*Teks yang Ditampilkan*:
Kabar bahwa jembatan-jembatan yang diledakan oleh Belanda di Jawa Tengah sudah diperbaiki maka
Pak Hoegeng bersama temannya memutuskan untuk kembali pulang ke Pekalongan. Selama di Jakarta
mereka menggangur karena tidak ada kepastian mengenai kuliah mereka yang diombang-ambingkan.
Mereka akhirnya naik kereta api dari Gambir menuju Bandung. Dari Bandung mereka naik kereta api lagi
menuju Purwokerto. Di sela-sela perjalanan, beliau melihat banyak sekali persenjataan milik Belanda
yang sudah rusak berserakan, mungkin sengaja dirusak oleh Belanda agar tidak dapat digunakan kembali
oleh Jepang. Sesampainya mereka di Purwokerto beliau dan temannya disambut dengan hangat oleh
kerabatnya. Situasi ditaklukannya Indonesia oleh Jepang membuat beliau cukup sulit untuk melanjutkan
kuliahnya di RIS. Jepang malah dengan gencar-gencarnya meningkatkan kualitas pendidikan di bidang
militer.
Ada sebuah cerita yang lucu menurut beliau ketika beliau sampai di Pekalongan. Jepang dengan segera
membenahi kedudukan Belanda di bidang pemerintahan di Keresidenan Pekalongan. Mereka membagi
dua bagian, sebelah kanan bagi yang merasa orang asli Indonesia dan sebelah kiri bagi yang merasa
dirinya Belanda atau Indo. Dan orang-orang yang duduk di sebelah kiri digiringnya oleh Jepang masuk ke
dalam mobil dan dibawalah mereka masuk ke dalam penjara untuk ditawan.

[Baris dari dataset tata letak]
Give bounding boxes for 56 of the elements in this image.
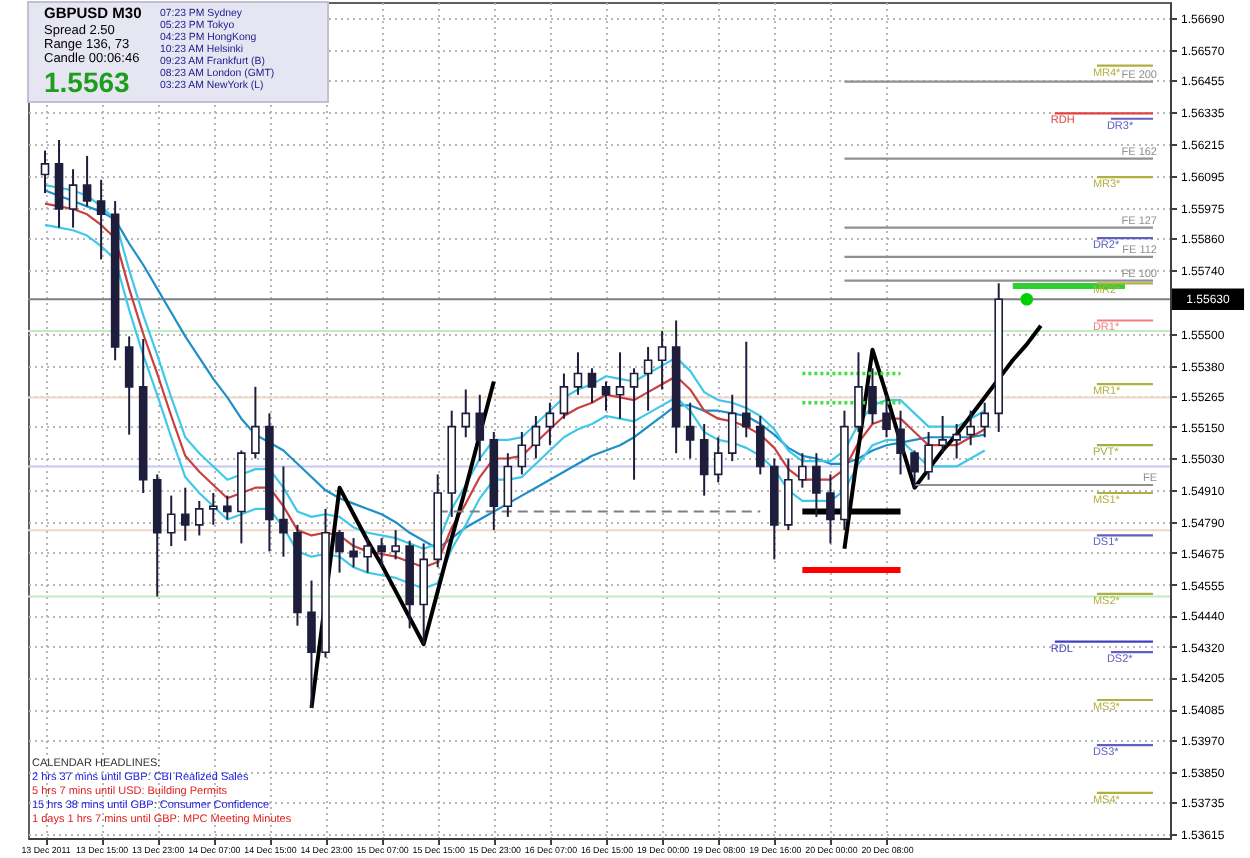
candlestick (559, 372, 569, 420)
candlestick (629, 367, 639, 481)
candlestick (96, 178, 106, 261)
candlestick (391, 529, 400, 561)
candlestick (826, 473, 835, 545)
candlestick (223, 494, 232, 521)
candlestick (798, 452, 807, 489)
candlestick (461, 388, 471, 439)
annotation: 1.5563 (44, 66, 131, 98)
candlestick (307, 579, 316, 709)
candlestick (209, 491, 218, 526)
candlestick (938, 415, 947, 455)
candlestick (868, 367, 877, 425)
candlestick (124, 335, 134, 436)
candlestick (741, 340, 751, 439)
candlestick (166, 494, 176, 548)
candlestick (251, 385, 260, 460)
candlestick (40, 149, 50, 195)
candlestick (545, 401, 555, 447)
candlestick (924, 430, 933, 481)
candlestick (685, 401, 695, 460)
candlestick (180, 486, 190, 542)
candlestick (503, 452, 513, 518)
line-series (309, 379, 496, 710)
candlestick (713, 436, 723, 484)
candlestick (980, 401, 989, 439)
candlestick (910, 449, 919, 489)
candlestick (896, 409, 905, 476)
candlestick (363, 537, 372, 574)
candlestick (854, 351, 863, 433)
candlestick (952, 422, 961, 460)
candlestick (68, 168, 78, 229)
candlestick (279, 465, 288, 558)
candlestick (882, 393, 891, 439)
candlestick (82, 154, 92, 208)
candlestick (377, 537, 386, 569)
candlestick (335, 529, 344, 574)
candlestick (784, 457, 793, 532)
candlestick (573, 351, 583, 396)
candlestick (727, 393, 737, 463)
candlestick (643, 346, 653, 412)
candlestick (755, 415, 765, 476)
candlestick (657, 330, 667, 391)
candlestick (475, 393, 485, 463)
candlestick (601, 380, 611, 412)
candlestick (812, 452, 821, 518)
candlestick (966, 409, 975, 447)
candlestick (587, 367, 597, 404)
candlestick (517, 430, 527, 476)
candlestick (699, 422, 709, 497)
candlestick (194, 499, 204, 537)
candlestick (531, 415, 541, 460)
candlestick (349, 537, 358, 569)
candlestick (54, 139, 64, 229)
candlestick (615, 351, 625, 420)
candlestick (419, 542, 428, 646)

--

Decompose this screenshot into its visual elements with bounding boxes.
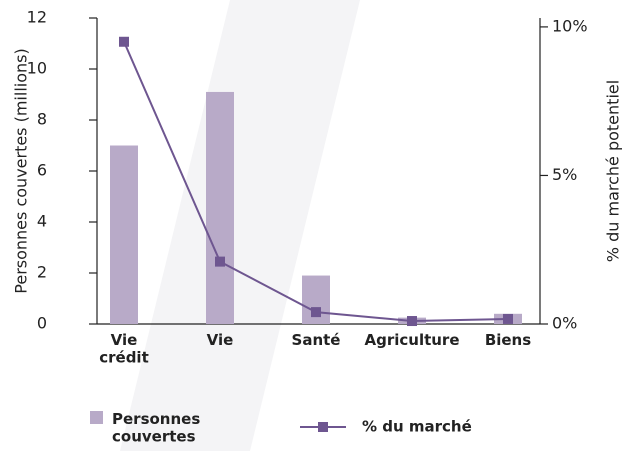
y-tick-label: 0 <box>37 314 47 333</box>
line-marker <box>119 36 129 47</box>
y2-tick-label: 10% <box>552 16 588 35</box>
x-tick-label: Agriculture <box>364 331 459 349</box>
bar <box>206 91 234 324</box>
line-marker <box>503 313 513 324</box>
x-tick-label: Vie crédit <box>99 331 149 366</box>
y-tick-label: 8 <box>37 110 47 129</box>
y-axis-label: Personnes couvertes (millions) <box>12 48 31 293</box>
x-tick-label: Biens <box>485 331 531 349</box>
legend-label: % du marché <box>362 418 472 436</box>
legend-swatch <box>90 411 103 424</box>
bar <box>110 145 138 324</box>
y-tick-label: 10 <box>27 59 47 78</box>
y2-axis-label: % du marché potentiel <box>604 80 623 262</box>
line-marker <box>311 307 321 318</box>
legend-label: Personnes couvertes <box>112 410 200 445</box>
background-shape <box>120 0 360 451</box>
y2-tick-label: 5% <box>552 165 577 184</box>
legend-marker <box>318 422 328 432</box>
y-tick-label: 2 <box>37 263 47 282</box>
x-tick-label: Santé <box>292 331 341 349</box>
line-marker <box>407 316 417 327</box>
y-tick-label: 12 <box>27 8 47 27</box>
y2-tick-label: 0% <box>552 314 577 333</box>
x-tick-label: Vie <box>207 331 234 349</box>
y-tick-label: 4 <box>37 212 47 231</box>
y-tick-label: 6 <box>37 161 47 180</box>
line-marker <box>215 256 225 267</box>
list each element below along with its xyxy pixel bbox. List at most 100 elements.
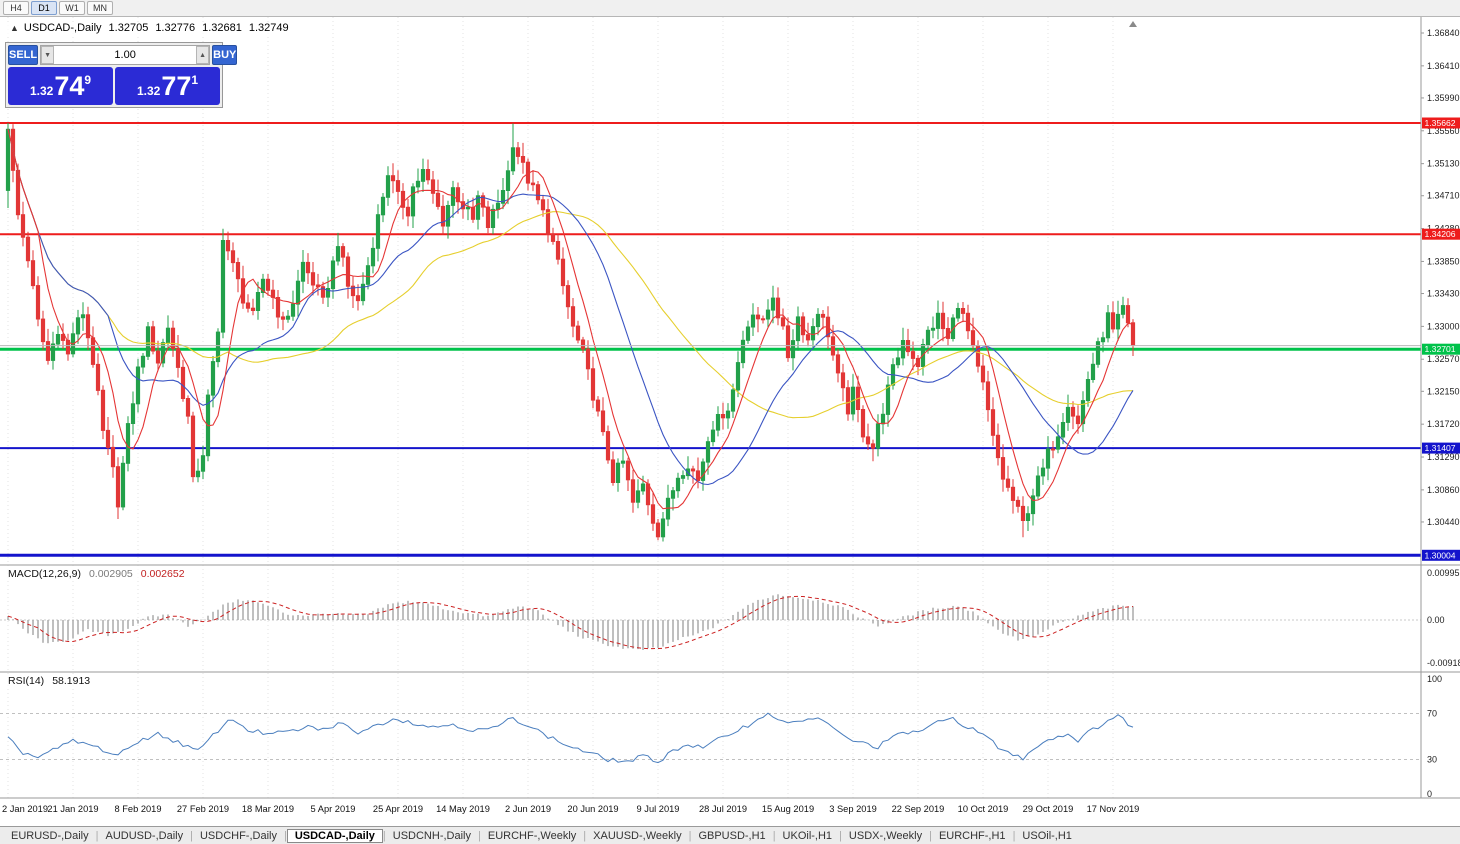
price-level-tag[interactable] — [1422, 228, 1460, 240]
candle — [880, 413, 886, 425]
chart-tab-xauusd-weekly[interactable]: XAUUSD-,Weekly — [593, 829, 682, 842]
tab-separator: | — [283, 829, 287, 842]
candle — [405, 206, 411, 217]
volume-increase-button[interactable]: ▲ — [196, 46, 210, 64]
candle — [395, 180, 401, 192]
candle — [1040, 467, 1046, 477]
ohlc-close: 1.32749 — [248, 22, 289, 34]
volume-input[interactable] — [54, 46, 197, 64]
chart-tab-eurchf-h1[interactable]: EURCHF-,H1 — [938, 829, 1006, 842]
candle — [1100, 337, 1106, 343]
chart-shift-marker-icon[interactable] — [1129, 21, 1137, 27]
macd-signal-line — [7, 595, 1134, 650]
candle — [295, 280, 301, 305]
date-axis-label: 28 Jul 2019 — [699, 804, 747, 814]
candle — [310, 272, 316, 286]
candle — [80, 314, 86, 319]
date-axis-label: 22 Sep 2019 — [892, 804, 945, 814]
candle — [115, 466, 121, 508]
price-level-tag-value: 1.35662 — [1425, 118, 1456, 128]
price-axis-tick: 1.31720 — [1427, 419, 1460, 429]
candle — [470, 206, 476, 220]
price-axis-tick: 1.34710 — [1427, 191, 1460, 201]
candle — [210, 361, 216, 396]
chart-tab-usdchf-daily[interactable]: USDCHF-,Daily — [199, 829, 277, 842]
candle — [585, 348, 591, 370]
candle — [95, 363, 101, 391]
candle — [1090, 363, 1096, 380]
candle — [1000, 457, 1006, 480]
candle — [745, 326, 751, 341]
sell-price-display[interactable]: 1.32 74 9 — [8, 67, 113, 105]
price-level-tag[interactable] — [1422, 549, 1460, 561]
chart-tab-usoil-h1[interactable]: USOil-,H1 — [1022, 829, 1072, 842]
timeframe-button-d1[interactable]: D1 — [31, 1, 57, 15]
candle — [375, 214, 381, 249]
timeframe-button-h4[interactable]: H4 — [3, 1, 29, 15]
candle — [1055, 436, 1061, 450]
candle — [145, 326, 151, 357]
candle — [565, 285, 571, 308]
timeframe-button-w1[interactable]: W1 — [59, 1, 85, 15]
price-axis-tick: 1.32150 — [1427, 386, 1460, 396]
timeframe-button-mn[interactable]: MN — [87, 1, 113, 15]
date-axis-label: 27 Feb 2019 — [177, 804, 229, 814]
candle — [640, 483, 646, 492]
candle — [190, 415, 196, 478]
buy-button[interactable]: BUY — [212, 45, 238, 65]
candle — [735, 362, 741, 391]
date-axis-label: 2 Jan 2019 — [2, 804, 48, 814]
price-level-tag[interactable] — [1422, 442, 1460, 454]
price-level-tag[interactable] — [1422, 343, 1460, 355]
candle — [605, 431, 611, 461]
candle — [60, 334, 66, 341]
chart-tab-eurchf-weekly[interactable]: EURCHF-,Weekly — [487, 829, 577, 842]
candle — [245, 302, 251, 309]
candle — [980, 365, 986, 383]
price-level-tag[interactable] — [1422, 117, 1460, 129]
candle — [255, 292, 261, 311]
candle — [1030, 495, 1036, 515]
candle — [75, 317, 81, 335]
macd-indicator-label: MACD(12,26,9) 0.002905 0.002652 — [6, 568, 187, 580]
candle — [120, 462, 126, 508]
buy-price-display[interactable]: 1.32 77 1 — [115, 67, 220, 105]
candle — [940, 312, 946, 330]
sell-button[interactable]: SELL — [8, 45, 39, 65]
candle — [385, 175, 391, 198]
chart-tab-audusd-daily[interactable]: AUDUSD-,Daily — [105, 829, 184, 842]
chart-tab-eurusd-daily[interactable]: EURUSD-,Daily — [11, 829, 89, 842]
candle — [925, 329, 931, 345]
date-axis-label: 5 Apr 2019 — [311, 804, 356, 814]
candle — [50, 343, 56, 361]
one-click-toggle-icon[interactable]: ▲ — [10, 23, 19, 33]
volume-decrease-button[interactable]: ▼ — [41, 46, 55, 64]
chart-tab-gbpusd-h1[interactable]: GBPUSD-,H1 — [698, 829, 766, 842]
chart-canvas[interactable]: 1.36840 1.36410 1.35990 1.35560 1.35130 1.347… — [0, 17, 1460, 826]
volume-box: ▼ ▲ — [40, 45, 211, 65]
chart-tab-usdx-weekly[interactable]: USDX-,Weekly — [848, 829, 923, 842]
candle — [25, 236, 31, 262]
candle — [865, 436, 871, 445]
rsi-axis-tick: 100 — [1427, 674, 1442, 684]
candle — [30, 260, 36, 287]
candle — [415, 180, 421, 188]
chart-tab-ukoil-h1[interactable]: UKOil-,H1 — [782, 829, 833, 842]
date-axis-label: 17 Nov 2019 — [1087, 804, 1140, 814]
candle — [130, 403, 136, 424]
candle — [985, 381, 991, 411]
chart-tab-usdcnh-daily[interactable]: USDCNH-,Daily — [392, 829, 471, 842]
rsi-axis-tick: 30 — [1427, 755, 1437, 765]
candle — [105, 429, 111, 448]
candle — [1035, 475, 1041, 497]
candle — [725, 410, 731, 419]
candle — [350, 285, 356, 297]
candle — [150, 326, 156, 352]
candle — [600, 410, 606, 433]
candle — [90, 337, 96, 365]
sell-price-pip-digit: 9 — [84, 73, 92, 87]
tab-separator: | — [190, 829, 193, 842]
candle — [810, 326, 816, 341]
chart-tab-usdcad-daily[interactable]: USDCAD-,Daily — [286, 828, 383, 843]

*Tugas dan Latihan*:
1 – Tuliskan kembali secara persis bagian teks tentang Pak Hoegeng, mulai dari "Ada sebuah cerita" sampai dengan "penjara untuk ditawan.".
2 – Berdasarkan teks tentang Pak Hoegeng, sebutkan semua tempat keberangkatan dan tujuan perjalanan kereta api yang ditempuh Pak Hoegeng dan temannya.

*Hasil*:
1 –
Ada sebuah cerita yang lucu menurut beliau ketika beliau sampai di Pekalongan. Jepang dengan segera
membenahi kedudukan Belanda di bidang pemerintahan di Keresidenan Pekalongan. Mereka membagi
dua bagian, sebelah kanan bagi yang merasa orang asli Indonesia dan sebelah kiri bagi yang merasa
dirinya Belanda atau Indo. Dan orang-orang yang duduk di sebelah kiri digiringnya oleh Jepang masuk ke
dalam mobil dan dibawalah mereka masuk ke dalam penjara untuk ditawan.

2 – Gambir, Bandung, Purwokerto